> **PROBLEM TO SOLVE**: From the entries below, list each line with "цінні".

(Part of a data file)
=====
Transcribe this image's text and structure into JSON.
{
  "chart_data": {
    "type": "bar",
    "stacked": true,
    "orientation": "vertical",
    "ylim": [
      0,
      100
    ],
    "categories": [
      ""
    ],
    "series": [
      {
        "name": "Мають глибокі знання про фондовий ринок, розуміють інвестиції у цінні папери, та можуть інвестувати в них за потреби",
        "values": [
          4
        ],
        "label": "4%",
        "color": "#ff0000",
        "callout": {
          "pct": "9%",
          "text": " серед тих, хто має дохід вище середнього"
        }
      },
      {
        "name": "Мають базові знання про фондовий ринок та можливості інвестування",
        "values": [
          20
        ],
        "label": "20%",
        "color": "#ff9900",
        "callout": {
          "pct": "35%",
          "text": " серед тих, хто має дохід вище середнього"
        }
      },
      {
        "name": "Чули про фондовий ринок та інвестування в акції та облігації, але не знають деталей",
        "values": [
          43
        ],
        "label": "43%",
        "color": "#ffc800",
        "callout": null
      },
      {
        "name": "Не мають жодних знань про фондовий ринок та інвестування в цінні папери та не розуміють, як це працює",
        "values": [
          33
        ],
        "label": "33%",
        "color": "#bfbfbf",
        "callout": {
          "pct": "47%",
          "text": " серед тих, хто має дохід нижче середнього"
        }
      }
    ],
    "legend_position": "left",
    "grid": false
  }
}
=====
> **OUTPUT FOR THIS TASK**:
        "name": "Мають глибокі знання про фондовий ринок, розуміють інвестиції у цінні папери, та можуть інвестувати в них за потреби",
        "name": "Не мають жодних знань про фондовий ринок та інвестування в цінні папери та не розуміють, як це працює",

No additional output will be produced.